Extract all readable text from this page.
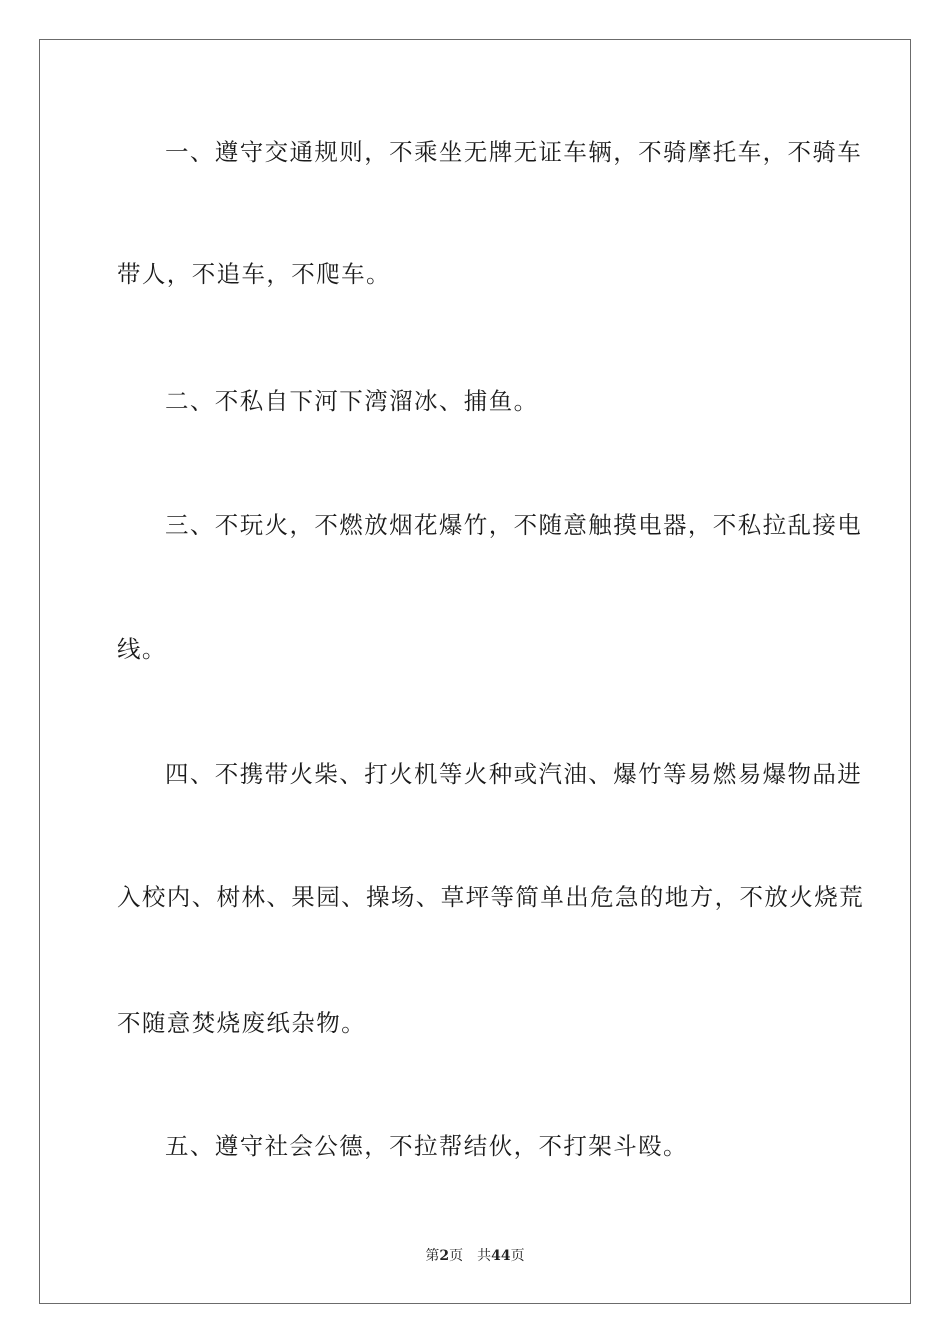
一、遵守交通规则，不乘坐无牌无证车辆，不骑摩托车，不骑车
带人，不追车，不爬车。
二、不私自下河下湾溜冰、捕鱼。
三、不玩火，不燃放烟花爆竹，不随意触摸电器，不私拉乱接电
线。
四、不携带火柴、打火机等火种或汽油、爆竹等易燃易爆物品进
入校内、树林、果园、操场、草坪等简单出危急的地方，不放火烧荒
不随意焚烧废纸杂物。
五、遵守社会公德，不拉帮结伙，不打架斗殴。
第2页 共44页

--

** What to work on **
Copy out each line exactly, without the pictures.

** Task solution **
Extract all readable text from this page.
一、遵守交通规则，不乘坐无牌无证车辆，不骑摩托车，不骑车
带人，不追车，不爬车。
二、不私自下河下湾溜冰、捕鱼。
三、不玩火，不燃放烟花爆竹，不随意触摸电器，不私拉乱接电
线。
四、不携带火柴、打火机等火种或汽油、爆竹等易燃易爆物品进
入校内、树林、果园、操场、草坪等简单出危急的地方，不放火烧荒
不随意焚烧废纸杂物。
五、遵守社会公德，不拉帮结伙，不打架斗殴。
第2页 共44页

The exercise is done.